The task:
List every line in this data where the string "octobre" occurs.
* Begin *
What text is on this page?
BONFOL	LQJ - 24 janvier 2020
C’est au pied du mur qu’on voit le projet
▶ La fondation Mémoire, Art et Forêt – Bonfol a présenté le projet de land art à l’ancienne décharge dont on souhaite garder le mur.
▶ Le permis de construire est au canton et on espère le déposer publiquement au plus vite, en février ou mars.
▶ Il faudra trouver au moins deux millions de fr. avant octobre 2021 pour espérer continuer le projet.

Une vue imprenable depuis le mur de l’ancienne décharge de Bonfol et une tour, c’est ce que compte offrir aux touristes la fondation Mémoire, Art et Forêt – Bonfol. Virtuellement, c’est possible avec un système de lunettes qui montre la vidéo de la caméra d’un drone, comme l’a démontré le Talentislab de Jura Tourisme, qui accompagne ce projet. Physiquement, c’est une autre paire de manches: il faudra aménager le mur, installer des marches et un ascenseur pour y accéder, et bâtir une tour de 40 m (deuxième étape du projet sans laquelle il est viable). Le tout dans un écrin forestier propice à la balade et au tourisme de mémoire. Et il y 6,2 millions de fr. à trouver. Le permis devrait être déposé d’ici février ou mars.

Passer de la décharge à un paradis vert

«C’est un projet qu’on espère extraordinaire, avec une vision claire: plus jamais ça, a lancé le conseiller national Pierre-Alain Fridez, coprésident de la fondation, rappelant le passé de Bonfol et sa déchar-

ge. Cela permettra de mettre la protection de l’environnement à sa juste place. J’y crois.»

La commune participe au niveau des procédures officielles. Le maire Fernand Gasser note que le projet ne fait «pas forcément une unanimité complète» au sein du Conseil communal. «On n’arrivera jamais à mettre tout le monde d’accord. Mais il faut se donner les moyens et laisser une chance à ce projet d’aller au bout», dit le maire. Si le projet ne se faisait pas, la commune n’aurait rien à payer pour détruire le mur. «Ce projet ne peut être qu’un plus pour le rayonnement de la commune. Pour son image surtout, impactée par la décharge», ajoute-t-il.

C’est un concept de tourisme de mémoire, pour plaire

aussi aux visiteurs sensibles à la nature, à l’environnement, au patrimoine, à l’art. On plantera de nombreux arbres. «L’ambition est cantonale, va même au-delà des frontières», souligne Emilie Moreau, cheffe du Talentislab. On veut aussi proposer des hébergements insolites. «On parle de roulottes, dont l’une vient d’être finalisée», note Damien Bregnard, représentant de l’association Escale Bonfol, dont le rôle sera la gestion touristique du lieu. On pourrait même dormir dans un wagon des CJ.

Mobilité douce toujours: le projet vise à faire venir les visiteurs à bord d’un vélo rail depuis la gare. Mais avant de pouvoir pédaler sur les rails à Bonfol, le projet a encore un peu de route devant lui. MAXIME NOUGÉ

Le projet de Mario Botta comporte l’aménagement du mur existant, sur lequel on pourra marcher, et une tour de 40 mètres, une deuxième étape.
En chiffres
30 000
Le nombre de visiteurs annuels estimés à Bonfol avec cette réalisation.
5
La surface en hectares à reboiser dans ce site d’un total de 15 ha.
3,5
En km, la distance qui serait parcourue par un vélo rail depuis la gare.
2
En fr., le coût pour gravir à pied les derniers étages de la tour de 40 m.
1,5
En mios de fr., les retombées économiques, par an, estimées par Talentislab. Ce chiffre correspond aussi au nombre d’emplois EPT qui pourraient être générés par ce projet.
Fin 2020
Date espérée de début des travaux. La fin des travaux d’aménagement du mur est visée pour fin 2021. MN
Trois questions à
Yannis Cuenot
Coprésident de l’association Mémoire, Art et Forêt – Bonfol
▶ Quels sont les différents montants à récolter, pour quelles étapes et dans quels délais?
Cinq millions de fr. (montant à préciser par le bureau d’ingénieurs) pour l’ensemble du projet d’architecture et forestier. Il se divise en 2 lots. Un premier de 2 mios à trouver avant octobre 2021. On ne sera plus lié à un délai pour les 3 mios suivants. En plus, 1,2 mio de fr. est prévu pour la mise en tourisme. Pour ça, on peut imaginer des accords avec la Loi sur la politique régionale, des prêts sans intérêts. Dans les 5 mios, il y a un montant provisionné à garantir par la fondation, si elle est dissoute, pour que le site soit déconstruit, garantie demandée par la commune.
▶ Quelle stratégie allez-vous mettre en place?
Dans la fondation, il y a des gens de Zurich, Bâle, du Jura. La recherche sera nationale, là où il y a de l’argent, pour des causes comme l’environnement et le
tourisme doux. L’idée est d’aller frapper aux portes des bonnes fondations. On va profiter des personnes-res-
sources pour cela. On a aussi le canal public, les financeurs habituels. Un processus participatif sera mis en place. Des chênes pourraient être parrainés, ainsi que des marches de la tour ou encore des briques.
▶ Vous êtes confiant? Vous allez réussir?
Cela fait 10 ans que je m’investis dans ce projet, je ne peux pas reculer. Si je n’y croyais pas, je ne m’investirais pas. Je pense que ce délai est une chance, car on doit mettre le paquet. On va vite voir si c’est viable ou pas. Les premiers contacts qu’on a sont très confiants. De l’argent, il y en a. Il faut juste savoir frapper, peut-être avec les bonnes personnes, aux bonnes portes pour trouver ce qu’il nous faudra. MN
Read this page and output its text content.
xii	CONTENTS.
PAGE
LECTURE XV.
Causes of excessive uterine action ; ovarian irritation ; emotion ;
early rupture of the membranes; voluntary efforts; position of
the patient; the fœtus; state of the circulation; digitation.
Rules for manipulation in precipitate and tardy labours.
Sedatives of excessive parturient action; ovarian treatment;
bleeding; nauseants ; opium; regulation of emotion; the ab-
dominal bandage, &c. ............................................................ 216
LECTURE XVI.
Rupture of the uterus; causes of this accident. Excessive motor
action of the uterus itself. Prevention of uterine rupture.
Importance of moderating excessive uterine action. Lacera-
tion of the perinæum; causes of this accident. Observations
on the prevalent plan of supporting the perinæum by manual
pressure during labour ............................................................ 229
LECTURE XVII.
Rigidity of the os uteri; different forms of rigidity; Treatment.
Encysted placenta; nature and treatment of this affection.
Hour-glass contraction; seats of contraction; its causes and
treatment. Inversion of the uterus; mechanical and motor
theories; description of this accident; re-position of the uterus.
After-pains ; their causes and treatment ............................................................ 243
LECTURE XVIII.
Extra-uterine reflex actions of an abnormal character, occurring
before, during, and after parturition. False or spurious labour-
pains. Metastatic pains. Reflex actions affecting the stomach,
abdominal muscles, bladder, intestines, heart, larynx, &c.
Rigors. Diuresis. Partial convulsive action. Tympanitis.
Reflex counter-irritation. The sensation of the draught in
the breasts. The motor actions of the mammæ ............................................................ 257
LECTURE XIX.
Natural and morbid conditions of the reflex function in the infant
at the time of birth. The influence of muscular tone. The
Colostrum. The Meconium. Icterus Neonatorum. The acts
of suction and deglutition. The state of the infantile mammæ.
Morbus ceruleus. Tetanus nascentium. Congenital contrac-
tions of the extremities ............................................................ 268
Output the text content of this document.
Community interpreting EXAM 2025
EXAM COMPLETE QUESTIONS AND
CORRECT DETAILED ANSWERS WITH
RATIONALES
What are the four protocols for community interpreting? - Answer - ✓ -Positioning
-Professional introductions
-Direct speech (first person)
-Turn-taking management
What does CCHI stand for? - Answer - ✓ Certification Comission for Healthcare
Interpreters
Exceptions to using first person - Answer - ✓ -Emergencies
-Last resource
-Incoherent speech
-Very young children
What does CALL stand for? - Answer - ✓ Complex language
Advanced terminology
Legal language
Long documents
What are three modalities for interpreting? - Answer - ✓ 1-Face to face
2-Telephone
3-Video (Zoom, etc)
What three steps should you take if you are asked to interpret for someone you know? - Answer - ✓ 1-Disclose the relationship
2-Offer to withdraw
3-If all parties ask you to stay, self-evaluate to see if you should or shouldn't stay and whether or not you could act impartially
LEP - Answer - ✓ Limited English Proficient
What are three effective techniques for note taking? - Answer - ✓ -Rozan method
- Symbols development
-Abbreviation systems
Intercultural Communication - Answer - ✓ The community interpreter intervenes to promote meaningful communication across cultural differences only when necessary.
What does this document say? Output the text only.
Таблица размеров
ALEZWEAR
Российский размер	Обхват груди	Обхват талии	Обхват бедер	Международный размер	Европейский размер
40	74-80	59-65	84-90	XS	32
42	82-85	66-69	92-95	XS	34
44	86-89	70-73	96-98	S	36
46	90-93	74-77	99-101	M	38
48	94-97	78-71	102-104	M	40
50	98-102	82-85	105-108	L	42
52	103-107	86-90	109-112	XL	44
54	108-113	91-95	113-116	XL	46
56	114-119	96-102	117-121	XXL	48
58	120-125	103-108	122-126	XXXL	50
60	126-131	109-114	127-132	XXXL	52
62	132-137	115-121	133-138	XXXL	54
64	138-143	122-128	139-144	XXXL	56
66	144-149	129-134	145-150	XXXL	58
* End *
Result:
▶ Il faudra trouver au moins deux millions de fr. avant octobre 2021 pour espérer continuer le projet.
Cinq millions de fr. (montant à préciser par le bureau d’ingénieurs) pour l’ensemble du projet d’architecture et forestier. Il se divise en 2 lots. Un premier de 2 mios à trouver avant octobre 2021. On ne sera plus lié à un délai pour les 3 mios suivants. En plus, 1,2 mio de fr. est prévu pour la mise en tourisme. Pour ça, on peut imaginer des accords avec la Loi sur la politique régionale, des prêts sans intérêts. Dans les 5 mios, il y a un montant provisionné à garantir par la fondation, si elle est dissoute, pour que le site soit déconstruit, garantie demandée par la commune.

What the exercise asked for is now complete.